# INPUT FOR THIS TASK:
▶

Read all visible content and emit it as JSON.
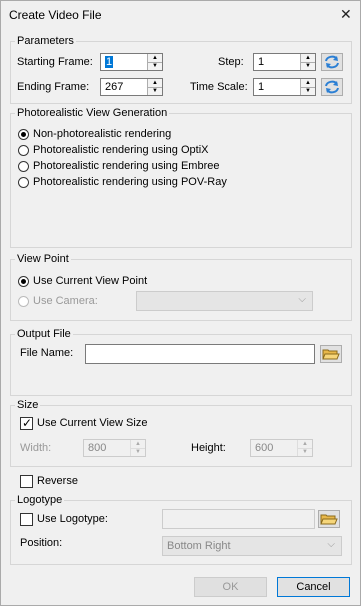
{
  "window": {
    "title": "Create Video File",
    "close_glyph": "✕"
  },
  "parameters": {
    "group_label": "Parameters",
    "starting_frame_label": "Starting Frame:",
    "starting_frame_value": "1",
    "ending_frame_label": "Ending Frame:",
    "ending_frame_value": "267",
    "step_label": "Step:",
    "step_value": "1",
    "time_scale_label": "Time Scale:",
    "time_scale_value": "1",
    "sync_icon": "sync-arrows-icon"
  },
  "photorealistic": {
    "group_label": "Photorealistic View Generation",
    "options": [
      {
        "label": "Non-photorealistic rendering",
        "selected": true
      },
      {
        "label": "Photorealistic rendering using OptiX",
        "selected": false
      },
      {
        "label": "Photorealistic rendering using Embree",
        "selected": false
      },
      {
        "label": "Photorealistic rendering using POV-Ray",
        "selected": false
      }
    ]
  },
  "view_point": {
    "group_label": "View Point",
    "use_current_label": "Use Current View Point",
    "use_camera_label": "Use Camera:",
    "camera_value": ""
  },
  "output_file": {
    "group_label": "Output File",
    "file_name_label": "File Name:",
    "file_name_value": "",
    "browse_icon": "folder-open-icon"
  },
  "size": {
    "group_label": "Size",
    "use_current_label": "Use Current View Size",
    "use_current_checked": true,
    "width_label": "Width:",
    "width_value": "800",
    "height_label": "Height:",
    "height_value": "600"
  },
  "reverse": {
    "label": "Reverse",
    "checked": false
  },
  "logotype": {
    "group_label": "Logotype",
    "use_label": "Use Logotype:",
    "use_checked": false,
    "path_value": "",
    "position_label": "Position:",
    "position_value": "Bottom Right"
  },
  "buttons": {
    "ok": "OK",
    "cancel": "Cancel"
  },
  "colors": {
    "accent": "#0078d7",
    "sync_blue": "#2b7fd4",
    "folder_yellow": "#e8b84a"
  }
}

◀

# OBJECTIVE:
Read through the entries and copy every line that includes "using".

# ANSWER IN FULL:
        "label": "Photorealistic rendering using OptiX",
        "label": "Photorealistic rendering using Embree",
        "label": "Photorealistic rendering using POV-Ray",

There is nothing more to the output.